• [EXCERPTED TEXT]:
-- Begin --

Carmen González is a professional chef, restaurateur, and media personality.

González grew up in the Puerto Rican coastal town of Aguadilla before moving on to the New York Restaurant School to pursue a culinary career. She then trained under Chef Barry Wine at The Quilted Giraffe in New York City before opening her own restaurant, Carmen the Restaurant in Coral Gables, Florida.

==Top Chef Masters==
In the second season of Top Chef Masters (March 2010), González competed against 21 other renowned and established chefs for the coveted title of "Top Chef Master" and a prize to the charity of their choice. In the season premiere, Chef Carmen found herself in a situation that almost forced her to forfeit the competition. However, Chef Carmen managed to improvise on the bad luck and ended up earning the top score, qualifying for the Finals Round. Chef Carmen's charity of choice is the ASPCA

==Restaurants==
- Carmen the Restaurant, Coral Gables, Florida.

-- End --

• [SHORT TASK 1]:
Decide whether each statement agrees with the Carmen González text. Answer yes or no for each, quoting the words from the text that settle it.
(a) González grew up in Aguadilla, Puerto Rico.
(b) González trained under Chef Barry Wine at a restaurant in Coral Gables, Florida.
(c) In the season premiere of Top Chef Masters, González earned the lowest score.
• [SHORT TASK 2]: Write out, word for word, the part of the Carmen González text that begins at the words "González grew up" and stops after "in Coral Gables, Florida.".

• [DATA]:
-- Begin --

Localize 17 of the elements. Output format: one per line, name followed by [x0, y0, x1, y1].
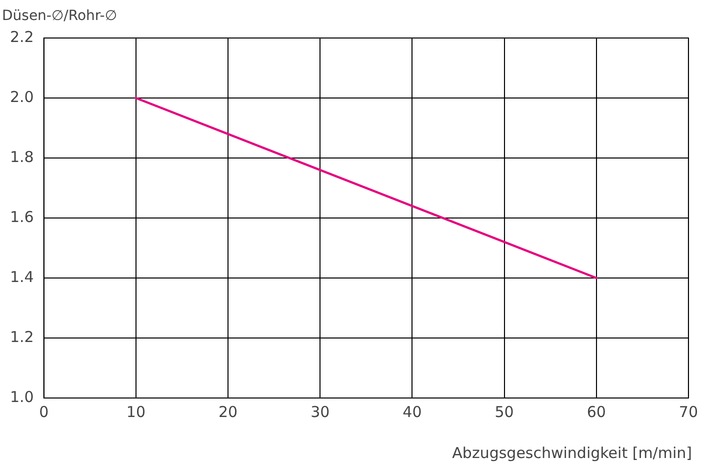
x-tick-label: 10 — [126, 402, 146, 421]
x-tick-label: 60 — [586, 402, 606, 421]
y-tick-label: 2.2 — [10, 28, 34, 46]
y-tick-label: 1.0 — [10, 388, 34, 406]
y-tick-label: 1.4 — [10, 268, 34, 286]
x-tick-label: 50 — [494, 402, 514, 421]
x-tick-label: 0 — [39, 402, 49, 421]
x-axis-title: Abzugsgeschwindigkeit [m/min] — [452, 444, 692, 462]
x-tick-label: 30 — [310, 402, 330, 421]
x-tick-label: 20 — [218, 402, 238, 421]
x-tick-label: 70 — [678, 402, 698, 421]
y-tick-label: 1.8 — [10, 148, 34, 166]
y-axis-title: Düsen-∅/Rohr-∅ — [2, 8, 118, 24]
y-tick-label: 2.0 — [10, 88, 34, 106]
y-tick-label: 1.2 — [10, 328, 34, 346]
y-tick-label: 1.6 — [10, 208, 34, 226]
x-tick-label: 40 — [402, 402, 422, 421]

-- End --

• [COMPLETE ANSWER 1]:
(a) Yes: "González grew up in the Puerto Rican coastal town of Aguadilla"
(b) No: "She then trained under Chef Barry Wine at The Quilted Giraffe in New York City"
(c) No: "ended up earning the top score"

• [COMPLETE ANSWER 2]:
González grew up in the Puerto Rican coastal town of Aguadilla before moving on to the New York Restaurant School to pursue a culinary career. She then trained under Chef Barry Wine at The Quilted Giraffe in New York City before opening her own restaurant, Carmen the Restaurant in Coral Gables, Florida.